**SHORT EXERCISE:** Give only the number of lines in the listing below where the string "What" occurs.

** START RECORDS SUPPLIED **

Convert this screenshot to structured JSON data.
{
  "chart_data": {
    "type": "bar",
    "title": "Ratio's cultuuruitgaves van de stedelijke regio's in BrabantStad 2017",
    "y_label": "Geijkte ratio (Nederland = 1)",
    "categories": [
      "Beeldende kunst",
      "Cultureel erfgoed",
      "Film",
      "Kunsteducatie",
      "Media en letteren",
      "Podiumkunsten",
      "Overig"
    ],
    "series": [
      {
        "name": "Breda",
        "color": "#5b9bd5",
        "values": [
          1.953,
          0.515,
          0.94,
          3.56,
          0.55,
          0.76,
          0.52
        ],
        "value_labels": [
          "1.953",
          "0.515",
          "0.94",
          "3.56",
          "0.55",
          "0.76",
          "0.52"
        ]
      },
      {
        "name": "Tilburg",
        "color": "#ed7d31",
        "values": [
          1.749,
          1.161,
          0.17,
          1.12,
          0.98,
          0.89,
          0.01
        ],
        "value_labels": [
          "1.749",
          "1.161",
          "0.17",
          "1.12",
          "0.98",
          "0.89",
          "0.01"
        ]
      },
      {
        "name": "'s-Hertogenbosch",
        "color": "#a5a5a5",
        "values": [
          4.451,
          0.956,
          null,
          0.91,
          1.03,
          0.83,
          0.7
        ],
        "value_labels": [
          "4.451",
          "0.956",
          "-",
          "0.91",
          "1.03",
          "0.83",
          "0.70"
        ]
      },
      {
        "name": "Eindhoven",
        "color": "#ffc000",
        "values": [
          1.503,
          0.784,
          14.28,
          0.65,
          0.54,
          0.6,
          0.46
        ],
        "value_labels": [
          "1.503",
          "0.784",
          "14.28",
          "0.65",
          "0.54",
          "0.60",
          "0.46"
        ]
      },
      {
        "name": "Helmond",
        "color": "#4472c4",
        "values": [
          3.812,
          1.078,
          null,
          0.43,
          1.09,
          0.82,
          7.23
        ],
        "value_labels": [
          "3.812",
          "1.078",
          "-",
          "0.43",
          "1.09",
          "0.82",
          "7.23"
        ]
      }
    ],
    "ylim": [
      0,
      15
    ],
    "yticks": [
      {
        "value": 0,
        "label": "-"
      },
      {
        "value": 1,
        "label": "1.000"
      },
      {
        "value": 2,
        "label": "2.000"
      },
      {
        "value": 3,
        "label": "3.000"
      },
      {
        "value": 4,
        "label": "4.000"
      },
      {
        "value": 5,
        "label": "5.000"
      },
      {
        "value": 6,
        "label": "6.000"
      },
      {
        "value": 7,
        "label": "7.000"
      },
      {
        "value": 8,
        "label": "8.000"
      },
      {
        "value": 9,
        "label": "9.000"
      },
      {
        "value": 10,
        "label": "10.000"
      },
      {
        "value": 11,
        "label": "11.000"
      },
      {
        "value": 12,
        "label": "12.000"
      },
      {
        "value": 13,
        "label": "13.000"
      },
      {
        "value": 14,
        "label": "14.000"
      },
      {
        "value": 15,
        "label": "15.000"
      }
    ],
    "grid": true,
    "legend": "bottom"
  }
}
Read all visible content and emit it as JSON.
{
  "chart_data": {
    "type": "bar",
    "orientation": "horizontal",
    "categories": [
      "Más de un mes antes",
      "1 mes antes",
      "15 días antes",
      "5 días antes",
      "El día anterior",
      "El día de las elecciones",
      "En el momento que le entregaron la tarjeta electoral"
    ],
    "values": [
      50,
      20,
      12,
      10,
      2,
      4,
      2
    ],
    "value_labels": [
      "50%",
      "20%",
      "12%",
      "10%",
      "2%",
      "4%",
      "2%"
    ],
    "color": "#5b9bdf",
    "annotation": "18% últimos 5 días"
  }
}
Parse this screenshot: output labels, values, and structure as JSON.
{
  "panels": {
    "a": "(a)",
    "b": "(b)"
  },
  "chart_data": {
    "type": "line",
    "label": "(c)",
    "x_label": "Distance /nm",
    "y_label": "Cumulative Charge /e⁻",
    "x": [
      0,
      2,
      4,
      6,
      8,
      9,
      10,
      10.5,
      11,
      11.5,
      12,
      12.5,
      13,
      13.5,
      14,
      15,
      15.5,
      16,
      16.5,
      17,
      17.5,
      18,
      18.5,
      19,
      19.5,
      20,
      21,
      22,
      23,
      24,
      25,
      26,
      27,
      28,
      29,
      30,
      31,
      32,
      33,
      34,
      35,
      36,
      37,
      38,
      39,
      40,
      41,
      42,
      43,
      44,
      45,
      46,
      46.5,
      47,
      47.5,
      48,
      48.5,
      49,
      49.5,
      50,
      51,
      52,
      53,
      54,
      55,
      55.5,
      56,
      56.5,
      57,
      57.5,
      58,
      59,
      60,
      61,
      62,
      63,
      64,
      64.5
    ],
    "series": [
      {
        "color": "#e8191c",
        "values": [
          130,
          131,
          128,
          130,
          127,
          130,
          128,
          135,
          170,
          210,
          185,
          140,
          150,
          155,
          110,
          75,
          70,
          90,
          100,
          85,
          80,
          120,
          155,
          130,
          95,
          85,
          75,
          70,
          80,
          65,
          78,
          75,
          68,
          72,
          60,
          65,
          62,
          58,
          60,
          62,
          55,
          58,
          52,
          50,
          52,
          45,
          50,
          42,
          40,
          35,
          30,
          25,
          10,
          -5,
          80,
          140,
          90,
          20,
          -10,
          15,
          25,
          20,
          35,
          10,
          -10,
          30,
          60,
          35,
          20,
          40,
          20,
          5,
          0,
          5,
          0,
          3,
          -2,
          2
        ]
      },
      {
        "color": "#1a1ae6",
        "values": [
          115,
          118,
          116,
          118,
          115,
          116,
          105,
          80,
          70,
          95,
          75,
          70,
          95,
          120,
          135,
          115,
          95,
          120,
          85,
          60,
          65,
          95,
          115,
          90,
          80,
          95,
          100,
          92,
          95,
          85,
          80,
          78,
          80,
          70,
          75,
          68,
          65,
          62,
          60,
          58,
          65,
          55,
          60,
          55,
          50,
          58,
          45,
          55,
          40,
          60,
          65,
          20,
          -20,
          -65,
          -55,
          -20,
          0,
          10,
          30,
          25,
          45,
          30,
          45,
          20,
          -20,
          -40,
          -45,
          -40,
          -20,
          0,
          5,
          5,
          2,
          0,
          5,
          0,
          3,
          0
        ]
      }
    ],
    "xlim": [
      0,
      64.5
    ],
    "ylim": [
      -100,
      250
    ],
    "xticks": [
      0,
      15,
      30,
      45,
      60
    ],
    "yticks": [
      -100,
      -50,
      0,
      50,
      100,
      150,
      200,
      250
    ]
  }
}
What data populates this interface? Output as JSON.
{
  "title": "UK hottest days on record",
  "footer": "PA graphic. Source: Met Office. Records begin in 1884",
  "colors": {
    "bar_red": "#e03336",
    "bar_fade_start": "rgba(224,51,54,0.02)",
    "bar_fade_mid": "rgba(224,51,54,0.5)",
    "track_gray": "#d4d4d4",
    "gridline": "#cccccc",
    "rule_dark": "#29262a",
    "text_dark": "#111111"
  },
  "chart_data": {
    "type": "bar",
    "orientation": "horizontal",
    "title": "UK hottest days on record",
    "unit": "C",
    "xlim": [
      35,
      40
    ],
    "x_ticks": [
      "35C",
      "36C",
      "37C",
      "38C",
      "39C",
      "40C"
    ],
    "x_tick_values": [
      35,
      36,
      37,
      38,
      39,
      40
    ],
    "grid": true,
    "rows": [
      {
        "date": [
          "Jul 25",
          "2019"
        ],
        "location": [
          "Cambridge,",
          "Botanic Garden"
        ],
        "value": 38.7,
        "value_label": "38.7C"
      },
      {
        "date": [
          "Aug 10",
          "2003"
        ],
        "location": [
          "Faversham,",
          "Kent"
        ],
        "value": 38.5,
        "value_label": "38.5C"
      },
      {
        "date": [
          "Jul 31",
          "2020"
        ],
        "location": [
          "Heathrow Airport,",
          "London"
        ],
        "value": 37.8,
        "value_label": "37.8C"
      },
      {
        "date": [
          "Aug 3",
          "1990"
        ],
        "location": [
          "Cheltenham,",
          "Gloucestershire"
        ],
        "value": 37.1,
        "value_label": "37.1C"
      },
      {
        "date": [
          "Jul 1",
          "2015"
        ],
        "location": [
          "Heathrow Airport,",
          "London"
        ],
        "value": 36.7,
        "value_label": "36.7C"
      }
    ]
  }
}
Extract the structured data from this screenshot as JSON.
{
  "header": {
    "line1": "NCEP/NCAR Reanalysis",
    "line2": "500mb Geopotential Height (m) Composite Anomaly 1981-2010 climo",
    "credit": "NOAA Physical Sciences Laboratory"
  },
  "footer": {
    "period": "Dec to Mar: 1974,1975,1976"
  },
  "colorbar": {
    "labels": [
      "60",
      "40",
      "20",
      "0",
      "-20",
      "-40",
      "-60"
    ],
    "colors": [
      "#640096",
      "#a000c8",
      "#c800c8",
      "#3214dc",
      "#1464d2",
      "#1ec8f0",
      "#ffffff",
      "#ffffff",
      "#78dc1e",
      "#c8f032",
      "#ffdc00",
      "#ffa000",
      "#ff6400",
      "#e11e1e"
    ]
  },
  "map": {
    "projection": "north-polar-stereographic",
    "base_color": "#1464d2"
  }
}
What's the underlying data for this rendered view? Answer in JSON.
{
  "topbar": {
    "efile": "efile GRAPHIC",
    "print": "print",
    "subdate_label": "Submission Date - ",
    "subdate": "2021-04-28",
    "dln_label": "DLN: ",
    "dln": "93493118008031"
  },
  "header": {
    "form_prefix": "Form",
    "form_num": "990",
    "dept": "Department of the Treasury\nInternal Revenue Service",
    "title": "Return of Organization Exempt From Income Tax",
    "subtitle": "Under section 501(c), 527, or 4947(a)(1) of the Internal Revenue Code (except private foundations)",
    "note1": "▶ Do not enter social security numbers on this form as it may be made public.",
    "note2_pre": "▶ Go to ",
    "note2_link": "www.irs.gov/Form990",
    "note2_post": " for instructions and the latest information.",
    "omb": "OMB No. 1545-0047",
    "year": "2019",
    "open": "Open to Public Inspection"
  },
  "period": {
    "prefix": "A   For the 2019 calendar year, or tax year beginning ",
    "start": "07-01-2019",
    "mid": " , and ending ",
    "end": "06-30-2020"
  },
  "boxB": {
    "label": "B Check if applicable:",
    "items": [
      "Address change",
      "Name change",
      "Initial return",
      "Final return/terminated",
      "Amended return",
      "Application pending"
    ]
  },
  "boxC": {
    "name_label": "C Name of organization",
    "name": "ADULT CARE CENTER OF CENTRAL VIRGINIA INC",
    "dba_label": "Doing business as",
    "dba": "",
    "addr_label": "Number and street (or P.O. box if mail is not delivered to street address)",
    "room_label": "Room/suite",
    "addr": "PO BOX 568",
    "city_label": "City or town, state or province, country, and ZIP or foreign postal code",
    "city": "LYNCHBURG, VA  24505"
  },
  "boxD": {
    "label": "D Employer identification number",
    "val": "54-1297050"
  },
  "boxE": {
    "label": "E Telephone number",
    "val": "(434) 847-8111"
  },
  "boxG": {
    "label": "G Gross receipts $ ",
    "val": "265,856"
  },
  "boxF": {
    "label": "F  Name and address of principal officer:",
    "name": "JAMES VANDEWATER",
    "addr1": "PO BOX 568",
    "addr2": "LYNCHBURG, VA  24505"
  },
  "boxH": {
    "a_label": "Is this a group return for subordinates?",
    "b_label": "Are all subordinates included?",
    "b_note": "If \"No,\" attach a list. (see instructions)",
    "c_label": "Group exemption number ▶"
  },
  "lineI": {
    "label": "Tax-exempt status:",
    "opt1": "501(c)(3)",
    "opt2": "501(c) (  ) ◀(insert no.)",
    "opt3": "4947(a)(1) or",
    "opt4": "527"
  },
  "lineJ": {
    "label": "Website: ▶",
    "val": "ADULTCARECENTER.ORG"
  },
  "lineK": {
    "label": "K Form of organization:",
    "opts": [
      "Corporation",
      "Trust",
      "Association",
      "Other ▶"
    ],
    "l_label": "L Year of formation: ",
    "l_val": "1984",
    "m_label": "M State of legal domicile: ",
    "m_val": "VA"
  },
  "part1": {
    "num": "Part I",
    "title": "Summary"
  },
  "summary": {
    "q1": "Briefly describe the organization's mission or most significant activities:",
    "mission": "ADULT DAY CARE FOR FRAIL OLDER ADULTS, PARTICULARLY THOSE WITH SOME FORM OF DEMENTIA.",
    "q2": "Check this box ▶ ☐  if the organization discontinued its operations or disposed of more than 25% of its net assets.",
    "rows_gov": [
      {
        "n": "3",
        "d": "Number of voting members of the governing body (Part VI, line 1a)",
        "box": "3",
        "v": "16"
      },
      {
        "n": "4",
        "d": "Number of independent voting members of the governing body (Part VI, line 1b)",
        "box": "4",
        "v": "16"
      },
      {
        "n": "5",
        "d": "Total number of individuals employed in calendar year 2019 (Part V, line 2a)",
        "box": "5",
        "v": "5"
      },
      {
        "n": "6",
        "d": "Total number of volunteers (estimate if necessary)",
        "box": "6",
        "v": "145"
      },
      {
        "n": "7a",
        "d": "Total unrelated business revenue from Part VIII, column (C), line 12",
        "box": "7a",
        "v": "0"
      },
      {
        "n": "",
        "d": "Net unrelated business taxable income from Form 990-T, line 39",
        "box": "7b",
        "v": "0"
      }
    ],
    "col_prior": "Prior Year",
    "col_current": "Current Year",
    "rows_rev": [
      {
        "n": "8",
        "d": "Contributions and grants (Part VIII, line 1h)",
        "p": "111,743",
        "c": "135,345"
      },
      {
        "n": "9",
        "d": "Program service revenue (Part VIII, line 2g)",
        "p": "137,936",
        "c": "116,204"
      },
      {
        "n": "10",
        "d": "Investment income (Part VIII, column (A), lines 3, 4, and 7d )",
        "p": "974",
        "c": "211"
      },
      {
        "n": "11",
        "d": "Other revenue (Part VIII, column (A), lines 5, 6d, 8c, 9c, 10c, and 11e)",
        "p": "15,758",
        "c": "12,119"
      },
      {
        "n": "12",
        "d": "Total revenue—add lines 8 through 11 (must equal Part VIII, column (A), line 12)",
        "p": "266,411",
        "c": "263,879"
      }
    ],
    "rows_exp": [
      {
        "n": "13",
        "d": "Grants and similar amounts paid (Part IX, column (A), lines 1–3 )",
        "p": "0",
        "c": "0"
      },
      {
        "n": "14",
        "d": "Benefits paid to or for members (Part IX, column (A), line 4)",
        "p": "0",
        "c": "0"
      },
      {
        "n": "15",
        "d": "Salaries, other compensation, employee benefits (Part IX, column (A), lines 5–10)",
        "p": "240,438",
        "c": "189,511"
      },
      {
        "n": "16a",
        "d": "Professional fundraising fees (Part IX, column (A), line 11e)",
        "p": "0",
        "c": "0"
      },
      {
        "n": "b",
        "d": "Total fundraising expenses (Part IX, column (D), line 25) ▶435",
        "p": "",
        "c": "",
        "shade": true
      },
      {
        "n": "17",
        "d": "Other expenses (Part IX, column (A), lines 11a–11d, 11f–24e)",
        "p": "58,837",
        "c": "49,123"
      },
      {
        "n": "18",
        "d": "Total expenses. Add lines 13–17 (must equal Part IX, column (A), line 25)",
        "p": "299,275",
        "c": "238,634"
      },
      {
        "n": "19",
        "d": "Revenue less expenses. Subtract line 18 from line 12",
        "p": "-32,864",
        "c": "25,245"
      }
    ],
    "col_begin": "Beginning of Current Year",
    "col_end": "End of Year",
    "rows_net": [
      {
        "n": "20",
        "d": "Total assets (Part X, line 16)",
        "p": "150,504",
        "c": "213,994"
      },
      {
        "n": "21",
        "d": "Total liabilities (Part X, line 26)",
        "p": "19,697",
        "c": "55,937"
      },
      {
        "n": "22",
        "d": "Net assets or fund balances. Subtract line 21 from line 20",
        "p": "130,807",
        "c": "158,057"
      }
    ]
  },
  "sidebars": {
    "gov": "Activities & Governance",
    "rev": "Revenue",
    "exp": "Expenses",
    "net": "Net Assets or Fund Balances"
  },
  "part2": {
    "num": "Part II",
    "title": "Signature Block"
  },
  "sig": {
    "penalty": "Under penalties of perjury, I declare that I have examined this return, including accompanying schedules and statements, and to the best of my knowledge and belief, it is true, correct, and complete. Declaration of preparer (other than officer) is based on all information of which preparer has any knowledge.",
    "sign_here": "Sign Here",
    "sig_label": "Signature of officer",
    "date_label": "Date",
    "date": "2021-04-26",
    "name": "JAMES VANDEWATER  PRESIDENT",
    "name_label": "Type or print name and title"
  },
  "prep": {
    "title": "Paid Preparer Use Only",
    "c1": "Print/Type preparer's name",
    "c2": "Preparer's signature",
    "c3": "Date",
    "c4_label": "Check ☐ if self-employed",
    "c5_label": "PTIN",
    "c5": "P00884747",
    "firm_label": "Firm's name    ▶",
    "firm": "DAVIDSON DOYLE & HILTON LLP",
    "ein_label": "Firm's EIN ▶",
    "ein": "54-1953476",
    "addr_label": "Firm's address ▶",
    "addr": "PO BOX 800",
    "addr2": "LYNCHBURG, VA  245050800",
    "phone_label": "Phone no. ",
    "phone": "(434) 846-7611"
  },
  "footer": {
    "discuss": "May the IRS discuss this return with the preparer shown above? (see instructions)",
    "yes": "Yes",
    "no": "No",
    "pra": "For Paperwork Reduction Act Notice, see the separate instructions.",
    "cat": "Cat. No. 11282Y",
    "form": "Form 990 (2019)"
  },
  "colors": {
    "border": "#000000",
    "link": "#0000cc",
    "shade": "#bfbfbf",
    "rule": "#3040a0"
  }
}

** END RECORDS SUPPLIED **

**RESPONSE FOR THIS EXERCISE:** 2